SOURCE PASSAGE:
▬▬▬▬▬▬

Even with the warming, no one is likely to plan a summer vacation on Triton, which is a bit smaller than Earth’s moon. The five percent increase means that Triton’s temperature has risen from about 37 degrees on the absolute (Kelvin) temperature scale (-392 degrees Fahrenheit) to about 39 degrees Kelvin (-389 degrees Fahrenheit). If Earth experienced a similar change in global temperature over a comparable period, it could lead to significant climatic changes.

Triton, however, is a very different and simpler world than Earth, with a much thinner atmosphere, no oceans, and a surface of frozen nitrogen. But the two share some contributing factors to global warming, such as changes to the Sun’s heat output, how much sunlight is absorbed and reflected by their surfaces, and the amount of methane and carbon monoxide (greenhouse gases) in the atmosphere.

"With Triton, we can more easily study environmental changes because of its simple, thin atmosphere," Elliot explained. By studying these changes on Triton, the scientists hope to gain new insight into Earth’s more complicated environment.

Elliot and his colleagues explain that Triton’s warming trend may be driven by seasonal changes in its polar ice caps. Triton is approaching an extreme southern summer, a season that occurs every few hundred years. During this special time, the moon’s southern hemisphere receives more direct sunlight, which heats the polar ice caps. "For a northern summer on Earth, it would be like the Sun being directly overhead at noon north of Lake Superior," Elliot said.

The scientists are basing a rise in Triton’s surface temperature on the Hubble telescope’s detection of an increase in the moon’s atmospheric pressure, which has at least doubled in bulk since the time of the Voyager encounter. Any nitrogen ice on Triton that warms up a little results in a considerable leap in atmospheric pressure as the vaporized nitrogen gas joins the atmosphere. Because of the unusually strong link between Triton’s surface ice temperature and its atmospheric pressure, Elliot says scientists can infer a temperature rise of two degrees Kelvin (three degrees Fahrenheit) over nine years.

The scientists used one of Hubble’s three Fine Guidance Sensors (used to keep the telescope pointed at a celestial target by monitoring the brightness of guide stars) in November 1997 to measure Triton’s atmospheric pressure. When Triton passed in front of a star known as "Tr180" in the constellation Sagittarius, the guidance sensor measured the star’s gradual decrease in brightness as Triton passed in front of it. The starlight became fainter as it traveled through Triton’s thicker atmosphere.

▬▬▬▬▬▬

WRITTEN PROBLEM 1:
Using the Triton passage, answer each question on its own line.
(a) What is Triton's surface made of?
(b) In what month and year did the scientists use a Hubble Fine Guidance Sensor to measure Triton's atmospheric pressure?
(c) What star did Triton pass in front of, and in which constellation is it?
WRITTEN PROBLEM 2:
Decide whether each statement agrees with the Triton passage, answering yes or no and quoting the words that settle it.
(a) Triton is larger than Earth's moon.
(b) Triton's atmospheric pressure has at least doubled since the Voyager encounter.
(c) Triton has oceans.
WRITTEN PROBLEM 3: Retype the Triton passage from "Even with the" up to and including "significant climatic changes.".

▬▬▬▬▬▬

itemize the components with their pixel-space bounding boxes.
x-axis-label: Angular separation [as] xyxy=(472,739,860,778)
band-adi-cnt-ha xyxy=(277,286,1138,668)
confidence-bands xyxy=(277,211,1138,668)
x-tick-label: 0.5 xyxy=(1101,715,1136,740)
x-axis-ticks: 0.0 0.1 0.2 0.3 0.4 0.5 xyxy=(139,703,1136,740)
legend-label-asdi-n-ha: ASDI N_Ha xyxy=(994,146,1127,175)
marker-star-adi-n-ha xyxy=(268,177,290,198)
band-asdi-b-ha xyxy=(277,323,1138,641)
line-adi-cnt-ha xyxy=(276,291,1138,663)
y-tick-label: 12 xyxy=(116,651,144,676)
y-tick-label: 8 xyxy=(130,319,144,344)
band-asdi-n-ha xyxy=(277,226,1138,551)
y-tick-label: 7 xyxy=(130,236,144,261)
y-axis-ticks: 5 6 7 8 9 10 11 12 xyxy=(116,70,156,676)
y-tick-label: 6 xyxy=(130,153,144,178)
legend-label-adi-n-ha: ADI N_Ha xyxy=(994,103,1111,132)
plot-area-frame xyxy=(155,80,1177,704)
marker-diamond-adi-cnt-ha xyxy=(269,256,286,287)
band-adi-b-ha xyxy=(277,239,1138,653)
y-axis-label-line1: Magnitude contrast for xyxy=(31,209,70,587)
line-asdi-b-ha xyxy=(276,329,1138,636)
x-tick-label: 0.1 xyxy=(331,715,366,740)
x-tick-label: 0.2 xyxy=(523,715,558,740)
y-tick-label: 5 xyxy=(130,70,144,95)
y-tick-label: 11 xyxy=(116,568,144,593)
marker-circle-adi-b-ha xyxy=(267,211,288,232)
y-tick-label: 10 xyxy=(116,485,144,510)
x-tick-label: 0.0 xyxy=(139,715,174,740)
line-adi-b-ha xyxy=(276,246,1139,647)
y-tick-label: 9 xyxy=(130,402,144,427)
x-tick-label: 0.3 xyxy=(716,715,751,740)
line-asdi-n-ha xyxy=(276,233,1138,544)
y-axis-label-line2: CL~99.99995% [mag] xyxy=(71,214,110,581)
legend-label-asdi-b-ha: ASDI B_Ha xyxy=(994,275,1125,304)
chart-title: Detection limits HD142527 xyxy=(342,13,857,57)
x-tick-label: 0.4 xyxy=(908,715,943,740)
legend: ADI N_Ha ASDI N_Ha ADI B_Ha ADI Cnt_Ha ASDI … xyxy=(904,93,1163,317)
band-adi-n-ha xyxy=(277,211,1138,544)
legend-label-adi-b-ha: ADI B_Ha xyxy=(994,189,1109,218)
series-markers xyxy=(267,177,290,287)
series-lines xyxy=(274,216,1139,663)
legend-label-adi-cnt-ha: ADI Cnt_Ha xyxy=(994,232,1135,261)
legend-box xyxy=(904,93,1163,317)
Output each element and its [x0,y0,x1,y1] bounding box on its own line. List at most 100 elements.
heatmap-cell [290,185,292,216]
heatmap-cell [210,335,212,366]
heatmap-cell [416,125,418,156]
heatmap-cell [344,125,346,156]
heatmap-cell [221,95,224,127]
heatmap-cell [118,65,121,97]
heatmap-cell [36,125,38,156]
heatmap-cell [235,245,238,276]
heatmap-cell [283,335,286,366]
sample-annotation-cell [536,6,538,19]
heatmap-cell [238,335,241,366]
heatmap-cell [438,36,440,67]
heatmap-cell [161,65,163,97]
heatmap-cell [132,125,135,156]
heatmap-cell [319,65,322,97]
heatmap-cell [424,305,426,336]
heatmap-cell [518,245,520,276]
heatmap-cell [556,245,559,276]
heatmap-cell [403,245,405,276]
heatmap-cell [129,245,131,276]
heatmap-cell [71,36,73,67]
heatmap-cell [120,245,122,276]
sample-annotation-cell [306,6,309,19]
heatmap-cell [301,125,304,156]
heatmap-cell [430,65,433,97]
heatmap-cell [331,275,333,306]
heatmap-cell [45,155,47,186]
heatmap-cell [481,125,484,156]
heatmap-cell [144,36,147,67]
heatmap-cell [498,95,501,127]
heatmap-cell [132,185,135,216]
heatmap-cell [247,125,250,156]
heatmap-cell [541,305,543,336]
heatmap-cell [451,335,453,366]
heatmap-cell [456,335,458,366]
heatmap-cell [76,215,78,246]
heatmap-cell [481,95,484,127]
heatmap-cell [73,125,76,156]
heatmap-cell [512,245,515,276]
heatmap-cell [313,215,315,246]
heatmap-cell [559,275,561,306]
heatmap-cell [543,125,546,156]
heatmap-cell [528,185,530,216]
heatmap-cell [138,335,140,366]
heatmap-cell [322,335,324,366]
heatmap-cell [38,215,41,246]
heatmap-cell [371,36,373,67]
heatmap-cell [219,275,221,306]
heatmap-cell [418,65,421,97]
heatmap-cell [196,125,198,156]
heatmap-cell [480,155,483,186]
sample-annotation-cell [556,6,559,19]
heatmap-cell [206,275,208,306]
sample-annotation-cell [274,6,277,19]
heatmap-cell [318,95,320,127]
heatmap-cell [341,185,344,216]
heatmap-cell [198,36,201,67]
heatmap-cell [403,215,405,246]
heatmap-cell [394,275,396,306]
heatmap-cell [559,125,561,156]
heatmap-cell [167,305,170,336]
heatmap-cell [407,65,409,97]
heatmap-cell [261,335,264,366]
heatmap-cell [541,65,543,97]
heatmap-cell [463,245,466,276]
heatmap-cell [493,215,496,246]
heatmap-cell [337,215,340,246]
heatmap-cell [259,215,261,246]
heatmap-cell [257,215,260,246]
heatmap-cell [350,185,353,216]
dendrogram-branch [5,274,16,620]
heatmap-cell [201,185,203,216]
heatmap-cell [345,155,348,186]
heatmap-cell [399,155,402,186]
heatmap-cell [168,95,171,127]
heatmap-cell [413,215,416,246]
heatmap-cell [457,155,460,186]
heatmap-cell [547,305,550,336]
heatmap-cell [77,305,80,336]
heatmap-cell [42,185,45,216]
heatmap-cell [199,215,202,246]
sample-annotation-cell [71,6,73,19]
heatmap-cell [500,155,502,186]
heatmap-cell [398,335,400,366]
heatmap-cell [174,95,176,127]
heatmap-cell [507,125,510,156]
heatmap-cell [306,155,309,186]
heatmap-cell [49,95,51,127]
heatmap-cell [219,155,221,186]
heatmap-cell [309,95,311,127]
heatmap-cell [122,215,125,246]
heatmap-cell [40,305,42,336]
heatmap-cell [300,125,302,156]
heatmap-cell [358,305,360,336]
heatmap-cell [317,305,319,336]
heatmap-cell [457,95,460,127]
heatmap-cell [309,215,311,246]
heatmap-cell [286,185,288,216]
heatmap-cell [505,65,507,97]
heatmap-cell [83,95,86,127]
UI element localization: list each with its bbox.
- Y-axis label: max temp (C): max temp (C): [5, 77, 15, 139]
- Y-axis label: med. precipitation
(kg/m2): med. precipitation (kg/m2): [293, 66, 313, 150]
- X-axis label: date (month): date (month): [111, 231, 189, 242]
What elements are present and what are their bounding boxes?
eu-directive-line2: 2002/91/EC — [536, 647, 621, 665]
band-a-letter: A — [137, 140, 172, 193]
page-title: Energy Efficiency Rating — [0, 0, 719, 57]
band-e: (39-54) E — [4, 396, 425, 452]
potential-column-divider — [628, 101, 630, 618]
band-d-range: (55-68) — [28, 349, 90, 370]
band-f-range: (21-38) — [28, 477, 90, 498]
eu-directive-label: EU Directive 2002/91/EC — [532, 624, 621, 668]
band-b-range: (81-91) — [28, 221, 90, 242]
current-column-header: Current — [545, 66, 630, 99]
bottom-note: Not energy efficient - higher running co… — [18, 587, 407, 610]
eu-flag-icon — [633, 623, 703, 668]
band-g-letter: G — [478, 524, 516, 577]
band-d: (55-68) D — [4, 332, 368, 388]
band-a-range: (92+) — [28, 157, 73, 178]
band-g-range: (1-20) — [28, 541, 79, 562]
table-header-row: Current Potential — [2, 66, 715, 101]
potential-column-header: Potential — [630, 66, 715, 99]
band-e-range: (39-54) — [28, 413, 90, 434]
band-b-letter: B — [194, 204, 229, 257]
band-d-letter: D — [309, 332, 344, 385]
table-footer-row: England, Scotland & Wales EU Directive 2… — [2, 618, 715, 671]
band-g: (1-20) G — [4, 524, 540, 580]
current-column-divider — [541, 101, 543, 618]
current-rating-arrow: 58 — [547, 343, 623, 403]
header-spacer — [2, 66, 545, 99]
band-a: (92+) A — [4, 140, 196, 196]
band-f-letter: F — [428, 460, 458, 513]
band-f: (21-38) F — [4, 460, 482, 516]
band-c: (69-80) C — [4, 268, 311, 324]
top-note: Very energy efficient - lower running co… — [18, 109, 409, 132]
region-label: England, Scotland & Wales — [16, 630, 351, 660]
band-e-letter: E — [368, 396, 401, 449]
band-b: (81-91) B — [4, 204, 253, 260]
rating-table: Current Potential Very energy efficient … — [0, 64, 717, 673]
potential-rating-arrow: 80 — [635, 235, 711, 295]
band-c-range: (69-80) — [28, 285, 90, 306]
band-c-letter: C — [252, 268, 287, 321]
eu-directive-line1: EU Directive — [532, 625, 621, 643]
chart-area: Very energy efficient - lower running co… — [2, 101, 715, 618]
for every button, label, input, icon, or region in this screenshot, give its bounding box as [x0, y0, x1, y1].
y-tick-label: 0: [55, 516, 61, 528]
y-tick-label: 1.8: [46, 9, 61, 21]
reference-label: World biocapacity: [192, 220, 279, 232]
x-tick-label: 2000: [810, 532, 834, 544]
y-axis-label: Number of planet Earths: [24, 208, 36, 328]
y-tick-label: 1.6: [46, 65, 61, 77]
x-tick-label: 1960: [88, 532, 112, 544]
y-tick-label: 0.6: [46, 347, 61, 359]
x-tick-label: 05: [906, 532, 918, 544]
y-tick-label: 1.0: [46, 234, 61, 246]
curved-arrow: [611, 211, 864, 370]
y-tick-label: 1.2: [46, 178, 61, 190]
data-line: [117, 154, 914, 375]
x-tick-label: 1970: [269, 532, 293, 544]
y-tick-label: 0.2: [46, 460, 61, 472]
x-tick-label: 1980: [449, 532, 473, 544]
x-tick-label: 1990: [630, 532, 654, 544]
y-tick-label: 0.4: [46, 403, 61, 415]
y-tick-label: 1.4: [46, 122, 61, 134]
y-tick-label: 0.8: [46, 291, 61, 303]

▬▬▬▬▬▬

EXERCISE RESULT 1:
(a) Frozen nitrogen.
(b) November 1997.
(c) A star known as "Tr180," in the constellation Sagittarius.

EXERCISE RESULT 2:
(a) No: "which is a bit smaller than Earth’s moon"
(b) Yes: "which has at least doubled in bulk since the time of the Voyager encounter"
(c) No: "with a much thinner atmosphere, no oceans, and a surface of frozen nitrogen"

EXERCISE RESULT 3:
Even with the warming, no one is likely to plan a summer vacation on Triton, which is a bit smaller than Earth’s moon. The five percent increase means that Triton’s temperature has risen from about 37 degrees on the absolute (Kelvin) temperature scale (-392 degrees Fahrenheit) to about 39 degrees Kelvin (-389 degrees Fahrenheit). If Earth experienced a similar change in global temperature over a comparable period, it could lead to significant climatic changes.